• Problem to solve: Each record below is to be reproduced without any change.

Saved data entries
>>
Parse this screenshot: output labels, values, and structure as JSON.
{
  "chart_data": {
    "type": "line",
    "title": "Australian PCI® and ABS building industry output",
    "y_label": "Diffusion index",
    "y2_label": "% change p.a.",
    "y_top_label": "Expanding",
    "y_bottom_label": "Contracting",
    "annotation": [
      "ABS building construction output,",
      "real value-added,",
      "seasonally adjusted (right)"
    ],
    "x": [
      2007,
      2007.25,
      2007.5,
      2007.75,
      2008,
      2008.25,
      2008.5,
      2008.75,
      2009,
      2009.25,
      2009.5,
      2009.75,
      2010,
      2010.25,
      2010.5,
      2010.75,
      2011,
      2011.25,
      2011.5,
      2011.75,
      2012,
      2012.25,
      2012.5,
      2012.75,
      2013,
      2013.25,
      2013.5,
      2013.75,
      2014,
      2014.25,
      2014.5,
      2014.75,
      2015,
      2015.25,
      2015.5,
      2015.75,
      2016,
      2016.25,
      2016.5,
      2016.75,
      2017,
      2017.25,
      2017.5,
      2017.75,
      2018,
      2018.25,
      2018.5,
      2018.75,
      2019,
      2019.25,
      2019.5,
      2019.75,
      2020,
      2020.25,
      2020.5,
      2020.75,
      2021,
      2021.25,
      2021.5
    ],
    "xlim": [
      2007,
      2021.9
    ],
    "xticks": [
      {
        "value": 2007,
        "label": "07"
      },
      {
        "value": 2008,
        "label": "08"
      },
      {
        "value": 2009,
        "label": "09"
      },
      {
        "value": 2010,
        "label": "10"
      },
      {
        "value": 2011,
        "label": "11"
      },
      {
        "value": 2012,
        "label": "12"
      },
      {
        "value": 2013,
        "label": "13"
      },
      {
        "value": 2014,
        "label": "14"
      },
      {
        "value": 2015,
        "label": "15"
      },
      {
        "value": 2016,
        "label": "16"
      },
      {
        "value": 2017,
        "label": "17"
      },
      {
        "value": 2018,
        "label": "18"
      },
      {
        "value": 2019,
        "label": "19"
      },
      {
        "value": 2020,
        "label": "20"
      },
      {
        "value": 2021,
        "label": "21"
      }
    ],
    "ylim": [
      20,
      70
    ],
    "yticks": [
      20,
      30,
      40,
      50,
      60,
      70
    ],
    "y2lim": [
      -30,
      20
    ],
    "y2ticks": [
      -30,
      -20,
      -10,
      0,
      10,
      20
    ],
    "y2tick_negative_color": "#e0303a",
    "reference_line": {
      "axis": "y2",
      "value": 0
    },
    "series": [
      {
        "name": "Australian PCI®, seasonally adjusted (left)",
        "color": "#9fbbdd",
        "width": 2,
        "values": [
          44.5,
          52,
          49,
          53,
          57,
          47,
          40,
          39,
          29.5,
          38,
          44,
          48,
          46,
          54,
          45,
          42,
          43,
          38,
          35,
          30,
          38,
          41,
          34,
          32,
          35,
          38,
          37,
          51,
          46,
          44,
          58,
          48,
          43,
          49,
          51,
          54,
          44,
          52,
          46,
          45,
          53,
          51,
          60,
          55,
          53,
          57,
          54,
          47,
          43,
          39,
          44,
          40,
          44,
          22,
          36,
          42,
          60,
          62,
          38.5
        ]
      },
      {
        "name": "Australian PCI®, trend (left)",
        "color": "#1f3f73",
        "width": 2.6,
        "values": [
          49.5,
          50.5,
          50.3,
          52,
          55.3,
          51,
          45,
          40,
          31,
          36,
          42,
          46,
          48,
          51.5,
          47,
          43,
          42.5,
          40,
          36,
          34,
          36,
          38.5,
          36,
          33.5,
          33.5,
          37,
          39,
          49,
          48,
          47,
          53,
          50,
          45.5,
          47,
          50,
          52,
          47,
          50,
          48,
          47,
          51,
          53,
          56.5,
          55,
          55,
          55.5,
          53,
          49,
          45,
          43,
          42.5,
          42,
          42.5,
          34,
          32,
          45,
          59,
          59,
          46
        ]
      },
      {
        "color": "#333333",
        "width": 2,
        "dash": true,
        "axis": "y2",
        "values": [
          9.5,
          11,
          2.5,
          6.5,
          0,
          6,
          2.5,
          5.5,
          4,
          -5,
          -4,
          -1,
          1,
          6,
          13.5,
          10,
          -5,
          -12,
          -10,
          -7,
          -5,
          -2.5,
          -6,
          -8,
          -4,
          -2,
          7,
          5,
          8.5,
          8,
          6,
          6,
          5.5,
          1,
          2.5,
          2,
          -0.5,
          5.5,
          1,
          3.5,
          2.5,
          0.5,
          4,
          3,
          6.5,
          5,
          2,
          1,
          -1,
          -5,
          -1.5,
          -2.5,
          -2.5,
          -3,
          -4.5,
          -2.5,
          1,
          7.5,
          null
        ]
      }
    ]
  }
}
<<
• Reply:
Parse this screenshot: output labels, values, and structure as JSON.
{
  "chart_data": {
    "type": "line",
    "title": "Australian PCI® and ABS building industry output",
    "y_label": "Diffusion index",
    "y2_label": "% change p.a.",
    "y_top_label": "Expanding",
    "y_bottom_label": "Contracting",
    "annotation": [
      "ABS building construction output,",
      "real value-added,",
      "seasonally adjusted (right)"
    ],
    "x": [
      2007,
      2007.25,
      2007.5,
      2007.75,
      2008,
      2008.25,
      2008.5,
      2008.75,
      2009,
      2009.25,
      2009.5,
      2009.75,
      2010,
      2010.25,
      2010.5,
      2010.75,
      2011,
      2011.25,
      2011.5,
      2011.75,
      2012,
      2012.25,
      2012.5,
      2012.75,
      2013,
      2013.25,
      2013.5,
      2013.75,
      2014,
      2014.25,
      2014.5,
      2014.75,
      2015,
      2015.25,
      2015.5,
      2015.75,
      2016,
      2016.25,
      2016.5,
      2016.75,
      2017,
      2017.25,
      2017.5,
      2017.75,
      2018,
      2018.25,
      2018.5,
      2018.75,
      2019,
      2019.25,
      2019.5,
      2019.75,
      2020,
      2020.25,
      2020.5,
      2020.75,
      2021,
      2021.25,
      2021.5
    ],
    "xlim": [
      2007,
      2021.9
    ],
    "xticks": [
      {
        "value": 2007,
        "label": "07"
      },
      {
        "value": 2008,
        "label": "08"
      },
      {
        "value": 2009,
        "label": "09"
      },
      {
        "value": 2010,
        "label": "10"
      },
      {
        "value": 2011,
        "label": "11"
      },
      {
        "value": 2012,
        "label": "12"
      },
      {
        "value": 2013,
        "label": "13"
      },
      {
        "value": 2014,
        "label": "14"
      },
      {
        "value": 2015,
        "label": "15"
      },
      {
        "value": 2016,
        "label": "16"
      },
      {
        "value": 2017,
        "label": "17"
      },
      {
        "value": 2018,
        "label": "18"
      },
      {
        "value": 2019,
        "label": "19"
      },
      {
        "value": 2020,
        "label": "20"
      },
      {
        "value": 2021,
        "label": "21"
      }
    ],
    "ylim": [
      20,
      70
    ],
    "yticks": [
      20,
      30,
      40,
      50,
      60,
      70
    ],
    "y2lim": [
      -30,
      20
    ],
    "y2ticks": [
      -30,
      -20,
      -10,
      0,
      10,
      20
    ],
    "y2tick_negative_color": "#e0303a",
    "reference_line": {
      "axis": "y2",
      "value": 0
    },
    "series": [
      {
        "name": "Australian PCI®, seasonally adjusted (left)",
        "color": "#9fbbdd",
        "width": 2,
        "values": [
          44.5,
          52,
          49,
          53,
          57,
          47,
          40,
          39,
          29.5,
          38,
          44,
          48,
          46,
          54,
          45,
          42,
          43,
          38,
          35,
          30,
          38,
          41,
          34,
          32,
          35,
          38,
          37,
          51,
          46,
          44,
          58,
          48,
          43,
          49,
          51,
          54,
          44,
          52,
          46,
          45,
          53,
          51,
          60,
          55,
          53,
          57,
          54,
          47,
          43,
          39,
          44,
          40,
          44,
          22,
          36,
          42,
          60,
          62,
          38.5
        ]
      },
      {
        "name": "Australian PCI®, trend (left)",
        "color": "#1f3f73",
        "width": 2.6,
        "values": [
          49.5,
          50.5,
          50.3,
          52,
          55.3,
          51,
          45,
          40,
          31,
          36,
          42,
          46,
          48,
          51.5,
          47,
          43,
          42.5,
          40,
          36,
          34,
          36,
          38.5,
          36,
          33.5,
          33.5,
          37,
          39,
          49,
          48,
          47,
          53,
          50,
          45.5,
          47,
          50,
          52,
          47,
          50,
          48,
          47,
          51,
          53,
          56.5,
          55,
          55,
          55.5,
          53,
          49,
          45,
          43,
          42.5,
          42,
          42.5,
          34,
          32,
          45,
          59,
          59,
          46
        ]
      },
      {
        "color": "#333333",
        "width": 2,
        "dash": true,
        "axis": "y2",
        "values": [
          9.5,
          11,
          2.5,
          6.5,
          0,
          6,
          2.5,
          5.5,
          4,
          -5,
          -4,
          -1,
          1,
          6,
          13.5,
          10,
          -5,
          -12,
          -10,
          -7,
          -5,
          -2.5,
          -6,
          -8,
          -4,
          -2,
          7,
          5,
          8.5,
          8,
          6,
          6,
          5.5,
          1,
          2.5,
          2,
          -0.5,
          5.5,
          1,
          3.5,
          2.5,
          0.5,
          4,
          3,
          6.5,
          5,
          2,
          1,
          -1,
          -5,
          -1.5,
          -2.5,
          -2.5,
          -3,
          -4.5,
          -2.5,
          1,
          7.5,
          null
        ]
      }
    ]
  }
}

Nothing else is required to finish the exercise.